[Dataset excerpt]
__________________________________________________

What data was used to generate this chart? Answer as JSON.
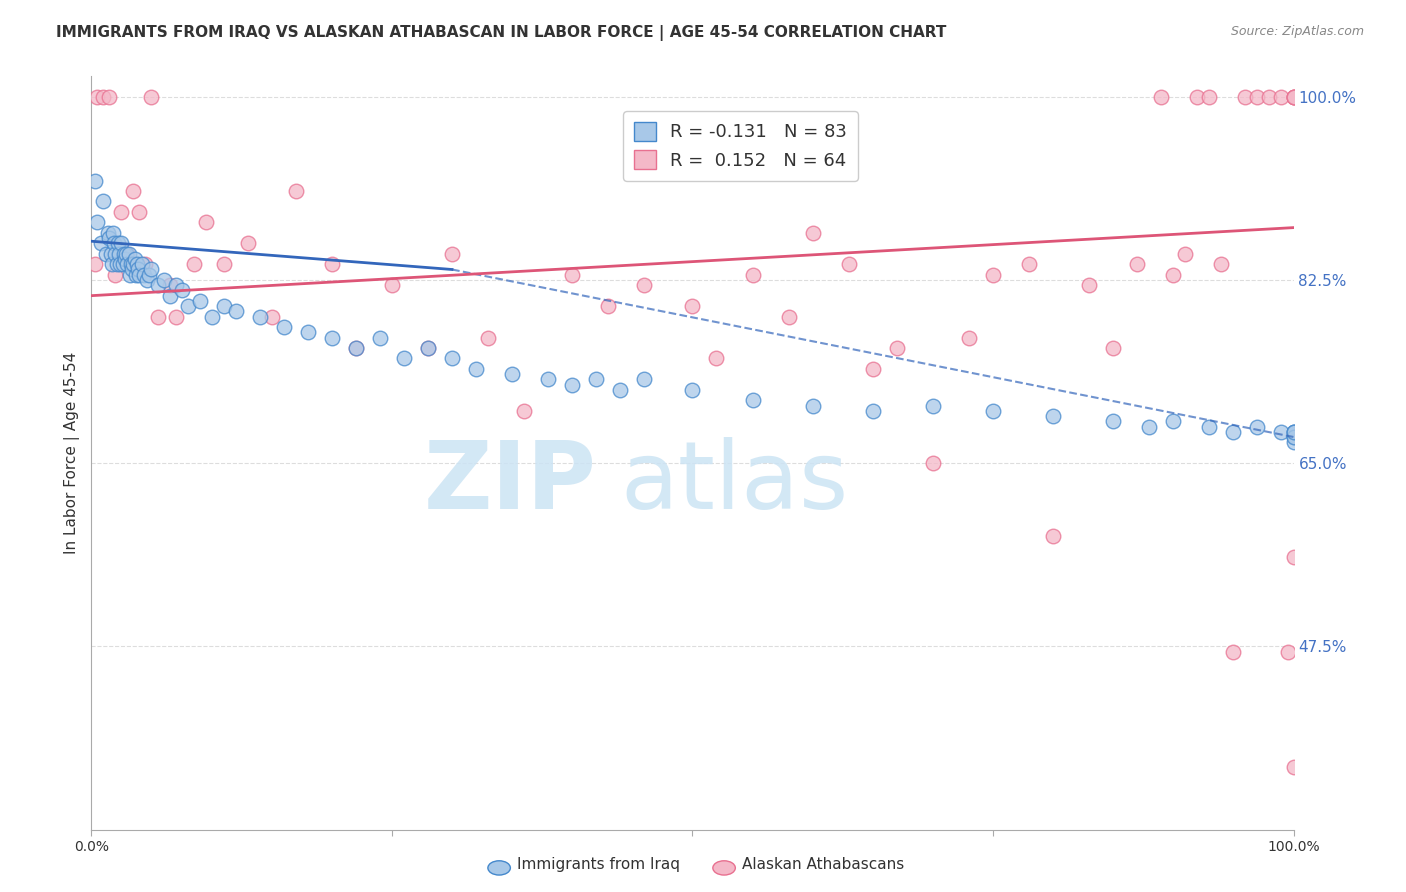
{
  "title": "IMMIGRANTS FROM IRAQ VS ALASKAN ATHABASCAN IN LABOR FORCE | AGE 45-54 CORRELATION CHART",
  "source": "Source: ZipAtlas.com",
  "ylabel": "In Labor Force | Age 45-54",
  "right_yticks": [
    47.5,
    65.0,
    82.5,
    100.0
  ],
  "right_ytick_labels": [
    "47.5%",
    "65.0%",
    "82.5%",
    "100.0%"
  ],
  "legend_blue_r": "R = -0.131",
  "legend_blue_n": "N = 83",
  "legend_pink_r": "R =  0.152",
  "legend_pink_n": "N = 64",
  "blue_color": "#a8c8e8",
  "pink_color": "#f4b8c8",
  "blue_edge_color": "#4488cc",
  "pink_edge_color": "#e87090",
  "blue_line_color": "#3366bb",
  "pink_line_color": "#dd5577",
  "n_blue_color": "#2255cc",
  "n_pink_color": "#cc3366",
  "watermark_zip": "ZIP",
  "watermark_atlas": "atlas",
  "blue_scatter_x": [
    0.3,
    0.5,
    0.8,
    1.0,
    1.2,
    1.4,
    1.5,
    1.6,
    1.7,
    1.8,
    1.9,
    2.0,
    2.1,
    2.2,
    2.3,
    2.4,
    2.5,
    2.6,
    2.7,
    2.8,
    2.9,
    3.0,
    3.1,
    3.2,
    3.3,
    3.4,
    3.5,
    3.6,
    3.7,
    3.8,
    3.9,
    4.0,
    4.2,
    4.4,
    4.6,
    4.8,
    5.0,
    5.5,
    6.0,
    6.5,
    7.0,
    7.5,
    8.0,
    9.0,
    10.0,
    11.0,
    12.0,
    14.0,
    16.0,
    18.0,
    20.0,
    22.0,
    24.0,
    26.0,
    28.0,
    30.0,
    32.0,
    35.0,
    38.0,
    40.0,
    42.0,
    44.0,
    46.0,
    50.0,
    55.0,
    60.0,
    65.0,
    70.0,
    75.0,
    80.0,
    85.0,
    88.0,
    90.0,
    93.0,
    95.0,
    97.0,
    99.0,
    100.0,
    100.0,
    100.0,
    100.0,
    100.0,
    100.0
  ],
  "blue_scatter_y": [
    92.0,
    88.0,
    86.0,
    90.0,
    85.0,
    87.0,
    86.5,
    85.0,
    84.0,
    87.0,
    86.0,
    85.0,
    84.0,
    86.0,
    85.0,
    84.0,
    86.0,
    84.0,
    85.0,
    84.5,
    85.0,
    84.0,
    85.0,
    83.0,
    84.0,
    83.5,
    84.0,
    84.5,
    83.0,
    84.0,
    83.5,
    83.0,
    84.0,
    83.0,
    82.5,
    83.0,
    83.5,
    82.0,
    82.5,
    81.0,
    82.0,
    81.5,
    80.0,
    80.5,
    79.0,
    80.0,
    79.5,
    79.0,
    78.0,
    77.5,
    77.0,
    76.0,
    77.0,
    75.0,
    76.0,
    75.0,
    74.0,
    73.5,
    73.0,
    72.5,
    73.0,
    72.0,
    73.0,
    72.0,
    71.0,
    70.5,
    70.0,
    70.5,
    70.0,
    69.5,
    69.0,
    68.5,
    69.0,
    68.5,
    68.0,
    68.5,
    68.0,
    67.5,
    68.0,
    67.0,
    68.0,
    67.5,
    68.0
  ],
  "pink_scatter_x": [
    0.3,
    0.5,
    1.0,
    1.5,
    2.0,
    2.5,
    3.0,
    3.5,
    4.0,
    4.5,
    5.0,
    5.5,
    6.5,
    7.0,
    8.5,
    9.5,
    11.0,
    13.0,
    15.0,
    17.0,
    20.0,
    22.0,
    25.0,
    28.0,
    30.0,
    33.0,
    36.0,
    40.0,
    43.0,
    46.0,
    50.0,
    52.0,
    55.0,
    58.0,
    60.0,
    63.0,
    65.0,
    67.0,
    70.0,
    73.0,
    75.0,
    78.0,
    80.0,
    83.0,
    85.0,
    87.0,
    89.0,
    90.0,
    91.0,
    92.0,
    93.0,
    94.0,
    95.0,
    96.0,
    97.0,
    98.0,
    99.0,
    99.5,
    100.0,
    100.0,
    100.0,
    100.0,
    100.0,
    100.0
  ],
  "pink_scatter_y": [
    84.0,
    100.0,
    100.0,
    100.0,
    83.0,
    89.0,
    85.0,
    91.0,
    89.0,
    84.0,
    100.0,
    79.0,
    82.0,
    79.0,
    84.0,
    88.0,
    84.0,
    86.0,
    79.0,
    91.0,
    84.0,
    76.0,
    82.0,
    76.0,
    85.0,
    77.0,
    70.0,
    83.0,
    80.0,
    82.0,
    80.0,
    75.0,
    83.0,
    79.0,
    87.0,
    84.0,
    74.0,
    76.0,
    65.0,
    77.0,
    83.0,
    84.0,
    58.0,
    82.0,
    76.0,
    84.0,
    100.0,
    83.0,
    85.0,
    100.0,
    100.0,
    84.0,
    47.0,
    100.0,
    100.0,
    100.0,
    100.0,
    47.0,
    100.0,
    100.0,
    100.0,
    56.0,
    100.0,
    36.0
  ],
  "xmin": 0.0,
  "xmax": 100.0,
  "ymin": 30.0,
  "ymax": 102.0,
  "blue_solid_x0": 0.0,
  "blue_solid_y0": 86.2,
  "blue_solid_x1": 30.0,
  "blue_solid_y1": 83.5,
  "blue_dash_x0": 30.0,
  "blue_dash_y0": 83.5,
  "blue_dash_x1": 100.0,
  "blue_dash_y1": 67.5,
  "pink_trend_x0": 0.0,
  "pink_trend_y0": 81.0,
  "pink_trend_x1": 100.0,
  "pink_trend_y1": 87.5,
  "grid_color": "#dddddd",
  "background_color": "#ffffff",
  "title_fontsize": 11,
  "axis_label_color": "#333333",
  "right_tick_color": "#4472c4"
}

__________________________________________________

Given exercise: Quote the material in full and exactly; do not carry over its pictures.

Exercise response:
What data was used to generate this chart? Answer as JSON.
{
  "title": "IMMIGRANTS FROM IRAQ VS ALASKAN ATHABASCAN IN LABOR FORCE | AGE 45-54 CORRELATION CHART",
  "source": "Source: ZipAtlas.com",
  "ylabel": "In Labor Force | Age 45-54",
  "right_yticks": [
    47.5,
    65.0,
    82.5,
    100.0
  ],
  "right_ytick_labels": [
    "47.5%",
    "65.0%",
    "82.5%",
    "100.0%"
  ],
  "legend_blue_r": "R = -0.131",
  "legend_blue_n": "N = 83",
  "legend_pink_r": "R =  0.152",
  "legend_pink_n": "N = 64",
  "blue_color": "#a8c8e8",
  "pink_color": "#f4b8c8",
  "blue_edge_color": "#4488cc",
  "pink_edge_color": "#e87090",
  "blue_line_color": "#3366bb",
  "pink_line_color": "#dd5577",
  "n_blue_color": "#2255cc",
  "n_pink_color": "#cc3366",
  "watermark_zip": "ZIP",
  "watermark_atlas": "atlas",
  "blue_scatter_x": [
    0.3,
    0.5,
    0.8,
    1.0,
    1.2,
    1.4,
    1.5,
    1.6,
    1.7,
    1.8,
    1.9,
    2.0,
    2.1,
    2.2,
    2.3,
    2.4,
    2.5,
    2.6,
    2.7,
    2.8,
    2.9,
    3.0,
    3.1,
    3.2,
    3.3,
    3.4,
    3.5,
    3.6,
    3.7,
    3.8,
    3.9,
    4.0,
    4.2,
    4.4,
    4.6,
    4.8,
    5.0,
    5.5,
    6.0,
    6.5,
    7.0,
    7.5,
    8.0,
    9.0,
    10.0,
    11.0,
    12.0,
    14.0,
    16.0,
    18.0,
    20.0,
    22.0,
    24.0,
    26.0,
    28.0,
    30.0,
    32.0,
    35.0,
    38.0,
    40.0,
    42.0,
    44.0,
    46.0,
    50.0,
    55.0,
    60.0,
    65.0,
    70.0,
    75.0,
    80.0,
    85.0,
    88.0,
    90.0,
    93.0,
    95.0,
    97.0,
    99.0,
    100.0,
    100.0,
    100.0,
    100.0,
    100.0,
    100.0
  ],
  "blue_scatter_y": [
    92.0,
    88.0,
    86.0,
    90.0,
    85.0,
    87.0,
    86.5,
    85.0,
    84.0,
    87.0,
    86.0,
    85.0,
    84.0,
    86.0,
    85.0,
    84.0,
    86.0,
    84.0,
    85.0,
    84.5,
    85.0,
    84.0,
    85.0,
    83.0,
    84.0,
    83.5,
    84.0,
    84.5,
    83.0,
    84.0,
    83.5,
    83.0,
    84.0,
    83.0,
    82.5,
    83.0,
    83.5,
    82.0,
    82.5,
    81.0,
    82.0,
    81.5,
    80.0,
    80.5,
    79.0,
    80.0,
    79.5,
    79.0,
    78.0,
    77.5,
    77.0,
    76.0,
    77.0,
    75.0,
    76.0,
    75.0,
    74.0,
    73.5,
    73.0,
    72.5,
    73.0,
    72.0,
    73.0,
    72.0,
    71.0,
    70.5,
    70.0,
    70.5,
    70.0,
    69.5,
    69.0,
    68.5,
    69.0,
    68.5,
    68.0,
    68.5,
    68.0,
    67.5,
    68.0,
    67.0,
    68.0,
    67.5,
    68.0
  ],
  "pink_scatter_x": [
    0.3,
    0.5,
    1.0,
    1.5,
    2.0,
    2.5,
    3.0,
    3.5,
    4.0,
    4.5,
    5.0,
    5.5,
    6.5,
    7.0,
    8.5,
    9.5,
    11.0,
    13.0,
    15.0,
    17.0,
    20.0,
    22.0,
    25.0,
    28.0,
    30.0,
    33.0,
    36.0,
    40.0,
    43.0,
    46.0,
    50.0,
    52.0,
    55.0,
    58.0,
    60.0,
    63.0,
    65.0,
    67.0,
    70.0,
    73.0,
    75.0,
    78.0,
    80.0,
    83.0,
    85.0,
    87.0,
    89.0,
    90.0,
    91.0,
    92.0,
    93.0,
    94.0,
    95.0,
    96.0,
    97.0,
    98.0,
    99.0,
    99.5,
    100.0,
    100.0,
    100.0,
    100.0,
    100.0,
    100.0
  ],
  "pink_scatter_y": [
    84.0,
    100.0,
    100.0,
    100.0,
    83.0,
    89.0,
    85.0,
    91.0,
    89.0,
    84.0,
    100.0,
    79.0,
    82.0,
    79.0,
    84.0,
    88.0,
    84.0,
    86.0,
    79.0,
    91.0,
    84.0,
    76.0,
    82.0,
    76.0,
    85.0,
    77.0,
    70.0,
    83.0,
    80.0,
    82.0,
    80.0,
    75.0,
    83.0,
    79.0,
    87.0,
    84.0,
    74.0,
    76.0,
    65.0,
    77.0,
    83.0,
    84.0,
    58.0,
    82.0,
    76.0,
    84.0,
    100.0,
    83.0,
    85.0,
    100.0,
    100.0,
    84.0,
    47.0,
    100.0,
    100.0,
    100.0,
    100.0,
    47.0,
    100.0,
    100.0,
    100.0,
    56.0,
    100.0,
    36.0
  ],
  "xmin": 0.0,
  "xmax": 100.0,
  "ymin": 30.0,
  "ymax": 102.0,
  "blue_solid_x0": 0.0,
  "blue_solid_y0": 86.2,
  "blue_solid_x1": 30.0,
  "blue_solid_y1": 83.5,
  "blue_dash_x0": 30.0,
  "blue_dash_y0": 83.5,
  "blue_dash_x1": 100.0,
  "blue_dash_y1": 67.5,
  "pink_trend_x0": 0.0,
  "pink_trend_y0": 81.0,
  "pink_trend_x1": 100.0,
  "pink_trend_y1": 87.5,
  "grid_color": "#dddddd",
  "background_color": "#ffffff",
  "title_fontsize": 11,
  "axis_label_color": "#333333",
  "right_tick_color": "#4472c4"
}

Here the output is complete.